**EXERCISE REQUIREMENTS**. Go through the listing and copy each line with the string "cellular".

**SOURCE MATERIAL**.
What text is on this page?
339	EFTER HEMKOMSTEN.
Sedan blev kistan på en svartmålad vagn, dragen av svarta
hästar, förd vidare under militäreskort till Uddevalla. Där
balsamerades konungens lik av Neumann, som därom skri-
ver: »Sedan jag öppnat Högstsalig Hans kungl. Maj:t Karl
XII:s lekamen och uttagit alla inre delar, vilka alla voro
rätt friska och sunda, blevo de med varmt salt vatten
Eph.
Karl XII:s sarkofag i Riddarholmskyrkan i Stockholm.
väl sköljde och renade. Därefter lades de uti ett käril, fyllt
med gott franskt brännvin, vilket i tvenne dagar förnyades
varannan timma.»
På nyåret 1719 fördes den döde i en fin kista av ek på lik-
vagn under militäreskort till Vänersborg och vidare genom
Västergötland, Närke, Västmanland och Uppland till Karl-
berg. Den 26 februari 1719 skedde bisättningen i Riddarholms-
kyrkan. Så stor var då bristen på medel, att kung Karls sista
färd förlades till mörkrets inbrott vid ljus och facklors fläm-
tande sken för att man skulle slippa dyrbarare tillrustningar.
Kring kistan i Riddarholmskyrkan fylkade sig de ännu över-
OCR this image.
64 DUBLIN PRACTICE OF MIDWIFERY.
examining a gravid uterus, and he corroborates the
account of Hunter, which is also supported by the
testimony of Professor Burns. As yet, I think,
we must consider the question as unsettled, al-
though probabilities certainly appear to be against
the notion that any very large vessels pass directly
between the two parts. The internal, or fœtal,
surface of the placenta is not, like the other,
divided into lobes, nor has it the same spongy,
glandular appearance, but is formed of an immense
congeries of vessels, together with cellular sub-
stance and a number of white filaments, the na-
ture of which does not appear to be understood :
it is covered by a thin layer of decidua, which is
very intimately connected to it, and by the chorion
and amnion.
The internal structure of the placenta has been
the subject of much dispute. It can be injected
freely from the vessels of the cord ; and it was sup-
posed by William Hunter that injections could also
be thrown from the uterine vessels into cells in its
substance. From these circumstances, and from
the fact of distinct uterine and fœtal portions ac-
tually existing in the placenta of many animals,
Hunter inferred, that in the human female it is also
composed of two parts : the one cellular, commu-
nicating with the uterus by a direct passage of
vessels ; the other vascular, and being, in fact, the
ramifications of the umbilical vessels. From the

**THE ANSWER**.
congeries of vessels, together with cellular sub-
composed of two parts : the one cellular, commu-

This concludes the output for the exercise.